What you should do – Please give the data below again in full, exactly as it stands.

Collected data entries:
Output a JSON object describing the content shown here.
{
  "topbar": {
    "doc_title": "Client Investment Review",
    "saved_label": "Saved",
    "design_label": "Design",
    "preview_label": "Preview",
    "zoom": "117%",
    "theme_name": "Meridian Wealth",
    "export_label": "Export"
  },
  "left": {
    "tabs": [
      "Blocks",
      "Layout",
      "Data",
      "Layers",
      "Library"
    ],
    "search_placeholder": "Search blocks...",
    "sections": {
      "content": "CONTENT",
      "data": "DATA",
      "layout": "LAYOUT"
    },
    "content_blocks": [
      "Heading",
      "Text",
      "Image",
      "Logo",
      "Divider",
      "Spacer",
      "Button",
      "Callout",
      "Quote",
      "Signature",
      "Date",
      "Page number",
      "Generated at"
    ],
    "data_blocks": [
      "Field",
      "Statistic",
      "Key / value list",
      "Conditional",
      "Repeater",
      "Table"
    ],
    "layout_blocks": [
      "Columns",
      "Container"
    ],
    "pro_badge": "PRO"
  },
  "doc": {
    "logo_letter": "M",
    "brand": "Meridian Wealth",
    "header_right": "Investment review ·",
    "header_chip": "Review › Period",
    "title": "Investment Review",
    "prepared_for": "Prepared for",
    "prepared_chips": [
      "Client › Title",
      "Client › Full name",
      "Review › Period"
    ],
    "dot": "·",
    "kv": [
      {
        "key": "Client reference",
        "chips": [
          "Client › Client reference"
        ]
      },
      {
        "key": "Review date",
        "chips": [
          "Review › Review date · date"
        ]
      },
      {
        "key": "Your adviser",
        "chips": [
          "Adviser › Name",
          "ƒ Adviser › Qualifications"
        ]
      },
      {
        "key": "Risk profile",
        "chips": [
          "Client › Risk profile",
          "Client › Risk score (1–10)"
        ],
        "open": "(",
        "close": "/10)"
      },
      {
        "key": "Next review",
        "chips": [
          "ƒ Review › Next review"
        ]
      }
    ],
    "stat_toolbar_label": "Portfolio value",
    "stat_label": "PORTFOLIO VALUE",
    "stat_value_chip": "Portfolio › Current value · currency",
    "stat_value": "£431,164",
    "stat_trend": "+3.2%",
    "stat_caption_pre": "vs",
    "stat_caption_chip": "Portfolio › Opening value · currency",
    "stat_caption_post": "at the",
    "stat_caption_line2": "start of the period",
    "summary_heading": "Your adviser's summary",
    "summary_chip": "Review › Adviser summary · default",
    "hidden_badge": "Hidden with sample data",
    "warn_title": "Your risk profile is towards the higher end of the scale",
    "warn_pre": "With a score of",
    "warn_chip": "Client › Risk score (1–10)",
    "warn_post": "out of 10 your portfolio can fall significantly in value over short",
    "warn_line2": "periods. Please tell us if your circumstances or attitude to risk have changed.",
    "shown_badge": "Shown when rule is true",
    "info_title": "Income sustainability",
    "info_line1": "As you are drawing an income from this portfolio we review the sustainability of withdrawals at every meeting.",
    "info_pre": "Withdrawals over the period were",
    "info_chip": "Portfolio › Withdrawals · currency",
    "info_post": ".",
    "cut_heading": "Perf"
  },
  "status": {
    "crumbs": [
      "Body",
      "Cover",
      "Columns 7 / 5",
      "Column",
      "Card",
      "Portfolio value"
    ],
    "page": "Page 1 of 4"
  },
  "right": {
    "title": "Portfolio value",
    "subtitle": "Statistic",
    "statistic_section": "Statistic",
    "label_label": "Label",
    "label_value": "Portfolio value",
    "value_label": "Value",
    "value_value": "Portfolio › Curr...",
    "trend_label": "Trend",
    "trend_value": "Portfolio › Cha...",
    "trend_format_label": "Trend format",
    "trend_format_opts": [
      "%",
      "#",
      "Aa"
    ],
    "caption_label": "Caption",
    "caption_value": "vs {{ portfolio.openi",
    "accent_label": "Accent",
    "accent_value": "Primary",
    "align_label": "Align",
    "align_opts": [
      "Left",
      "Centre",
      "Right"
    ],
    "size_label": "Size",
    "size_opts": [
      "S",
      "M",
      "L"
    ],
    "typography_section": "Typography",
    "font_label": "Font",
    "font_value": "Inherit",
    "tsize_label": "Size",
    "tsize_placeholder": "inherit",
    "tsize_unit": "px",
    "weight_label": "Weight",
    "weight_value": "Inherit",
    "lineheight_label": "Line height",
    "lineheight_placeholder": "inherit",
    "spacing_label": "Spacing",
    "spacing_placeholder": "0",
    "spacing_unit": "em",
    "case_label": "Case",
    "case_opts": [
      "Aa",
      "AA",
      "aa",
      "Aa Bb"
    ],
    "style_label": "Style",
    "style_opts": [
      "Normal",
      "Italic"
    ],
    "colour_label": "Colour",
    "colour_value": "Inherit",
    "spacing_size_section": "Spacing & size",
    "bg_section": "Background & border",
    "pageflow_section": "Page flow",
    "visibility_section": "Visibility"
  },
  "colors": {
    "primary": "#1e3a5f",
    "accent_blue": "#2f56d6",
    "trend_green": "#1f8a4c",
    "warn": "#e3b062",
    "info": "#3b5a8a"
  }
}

Reply to the exercise –
Output a JSON object describing the content shown here.
{
  "topbar": {
    "doc_title": "Client Investment Review",
    "saved_label": "Saved",
    "design_label": "Design",
    "preview_label": "Preview",
    "zoom": "117%",
    "theme_name": "Meridian Wealth",
    "export_label": "Export"
  },
  "left": {
    "tabs": [
      "Blocks",
      "Layout",
      "Data",
      "Layers",
      "Library"
    ],
    "search_placeholder": "Search blocks...",
    "sections": {
      "content": "CONTENT",
      "data": "DATA",
      "layout": "LAYOUT"
    },
    "content_blocks": [
      "Heading",
      "Text",
      "Image",
      "Logo",
      "Divider",
      "Spacer",
      "Button",
      "Callout",
      "Quote",
      "Signature",
      "Date",
      "Page number",
      "Generated at"
    ],
    "data_blocks": [
      "Field",
      "Statistic",
      "Key / value list",
      "Conditional",
      "Repeater",
      "Table"
    ],
    "layout_blocks": [
      "Columns",
      "Container"
    ],
    "pro_badge": "PRO"
  },
  "doc": {
    "logo_letter": "M",
    "brand": "Meridian Wealth",
    "header_right": "Investment review ·",
    "header_chip": "Review › Period",
    "title": "Investment Review",
    "prepared_for": "Prepared for",
    "prepared_chips": [
      "Client › Title",
      "Client › Full name",
      "Review › Period"
    ],
    "dot": "·",
    "kv": [
      {
        "key": "Client reference",
        "chips": [
          "Client › Client reference"
        ]
      },
      {
        "key": "Review date",
        "chips": [
          "Review › Review date · date"
        ]
      },
      {
        "key": "Your adviser",
        "chips": [
          "Adviser › Name",
          "ƒ Adviser › Qualifications"
        ]
      },
      {
        "key": "Risk profile",
        "chips": [
          "Client › Risk profile",
          "Client › Risk score (1–10)"
        ],
        "open": "(",
        "close": "/10)"
      },
      {
        "key": "Next review",
        "chips": [
          "ƒ Review › Next review"
        ]
      }
    ],
    "stat_toolbar_label": "Portfolio value",
    "stat_label": "PORTFOLIO VALUE",
    "stat_value_chip": "Portfolio › Current value · currency",
    "stat_value": "£431,164",
    "stat_trend": "+3.2%",
    "stat_caption_pre": "vs",
    "stat_caption_chip": "Portfolio › Opening value · currency",
    "stat_caption_post": "at the",
    "stat_caption_line2": "start of the period",
    "summary_heading": "Your adviser's summary",
    "summary_chip": "Review › Adviser summary · default",
    "hidden_badge": "Hidden with sample data",
    "warn_title": "Your risk profile is towards the higher end of the scale",
    "warn_pre": "With a score of",
    "warn_chip": "Client › Risk score (1–10)",
    "warn_post": "out of 10 your portfolio can fall significantly in value over short",
    "warn_line2": "periods. Please tell us if your circumstances or attitude to risk have changed.",
    "shown_badge": "Shown when rule is true",
    "info_title": "Income sustainability",
    "info_line1": "As you are drawing an income from this portfolio we review the sustainability of withdrawals at every meeting.",
    "info_pre": "Withdrawals over the period were",
    "info_chip": "Portfolio › Withdrawals · currency",
    "info_post": ".",
    "cut_heading": "Perf"
  },
  "status": {
    "crumbs": [
      "Body",
      "Cover",
      "Columns 7 / 5",
      "Column",
      "Card",
      "Portfolio value"
    ],
    "page": "Page 1 of 4"
  },
  "right": {
    "title": "Portfolio value",
    "subtitle": "Statistic",
    "statistic_section": "Statistic",
    "label_label": "Label",
    "label_value": "Portfolio value",
    "value_label": "Value",
    "value_value": "Portfolio › Curr...",
    "trend_label": "Trend",
    "trend_value": "Portfolio › Cha...",
    "trend_format_label": "Trend format",
    "trend_format_opts": [
      "%",
      "#",
      "Aa"
    ],
    "caption_label": "Caption",
    "caption_value": "vs {{ portfolio.openi",
    "accent_label": "Accent",
    "accent_value": "Primary",
    "align_label": "Align",
    "align_opts": [
      "Left",
      "Centre",
      "Right"
    ],
    "size_label": "Size",
    "size_opts": [
      "S",
      "M",
      "L"
    ],
    "typography_section": "Typography",
    "font_label": "Font",
    "font_value": "Inherit",
    "tsize_label": "Size",
    "tsize_placeholder": "inherit",
    "tsize_unit": "px",
    "weight_label": "Weight",
    "weight_value": "Inherit",
    "lineheight_label": "Line height",
    "lineheight_placeholder": "inherit",
    "spacing_label": "Spacing",
    "spacing_placeholder": "0",
    "spacing_unit": "em",
    "case_label": "Case",
    "case_opts": [
      "Aa",
      "AA",
      "aa",
      "Aa Bb"
    ],
    "style_label": "Style",
    "style_opts": [
      "Normal",
      "Italic"
    ],
    "colour_label": "Colour",
    "colour_value": "Inherit",
    "spacing_size_section": "Spacing & size",
    "bg_section": "Background & border",
    "pageflow_section": "Page flow",
    "visibility_section": "Visibility"
  },
  "colors": {
    "primary": "#1e3a5f",
    "accent_blue": "#2f56d6",
    "trend_green": "#1f8a4c",
    "warn": "#e3b062",
    "info": "#3b5a8a"
  }
}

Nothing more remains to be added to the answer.